> [Directions for this task]: Check each line below for the word "papíru", and copy those that have it.

** START OF Data supplied **

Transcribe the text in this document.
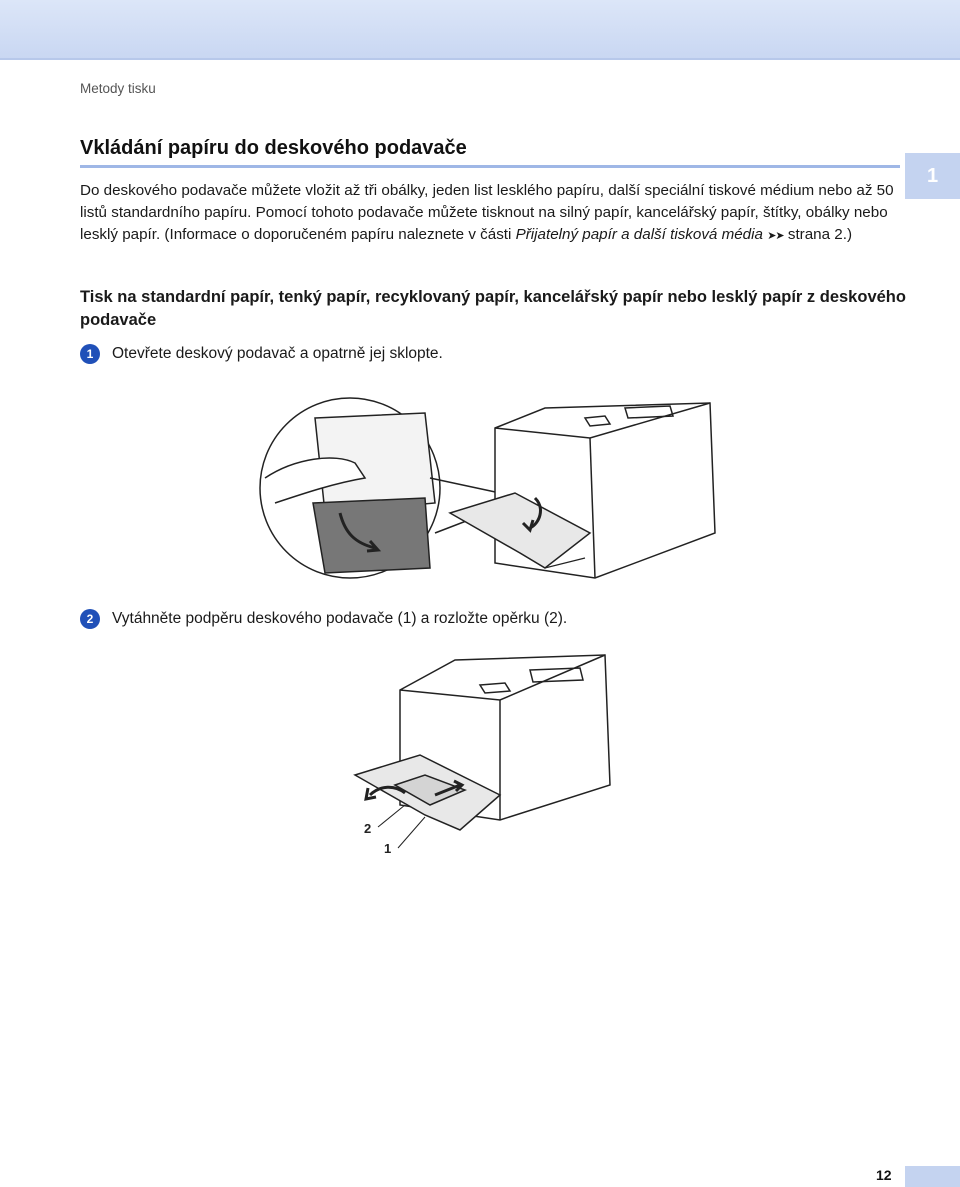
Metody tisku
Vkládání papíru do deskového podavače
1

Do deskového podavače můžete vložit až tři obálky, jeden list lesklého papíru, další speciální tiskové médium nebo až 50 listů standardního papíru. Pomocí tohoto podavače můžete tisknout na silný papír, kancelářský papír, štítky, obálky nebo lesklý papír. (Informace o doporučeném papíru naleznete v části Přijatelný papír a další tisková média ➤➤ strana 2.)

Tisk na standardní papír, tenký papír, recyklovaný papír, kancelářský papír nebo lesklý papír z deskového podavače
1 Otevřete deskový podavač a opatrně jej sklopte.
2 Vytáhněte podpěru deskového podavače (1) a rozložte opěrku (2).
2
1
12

** END OF Data supplied **

> [Solution below]:
Vkládání papíru do deskového podavače
Do deskového podavače můžete vložit až tři obálky, jeden list lesklého papíru, další speciální tiskové médium nebo až 50 listů standardního papíru. Pomocí tohoto podavače můžete tisknout na silný papír, kancelářský papír, štítky, obálky nebo lesklý papír. (Informace o doporučeném papíru naleznete v části Přijatelný papír a další tisková média ➤➤ strana 2.)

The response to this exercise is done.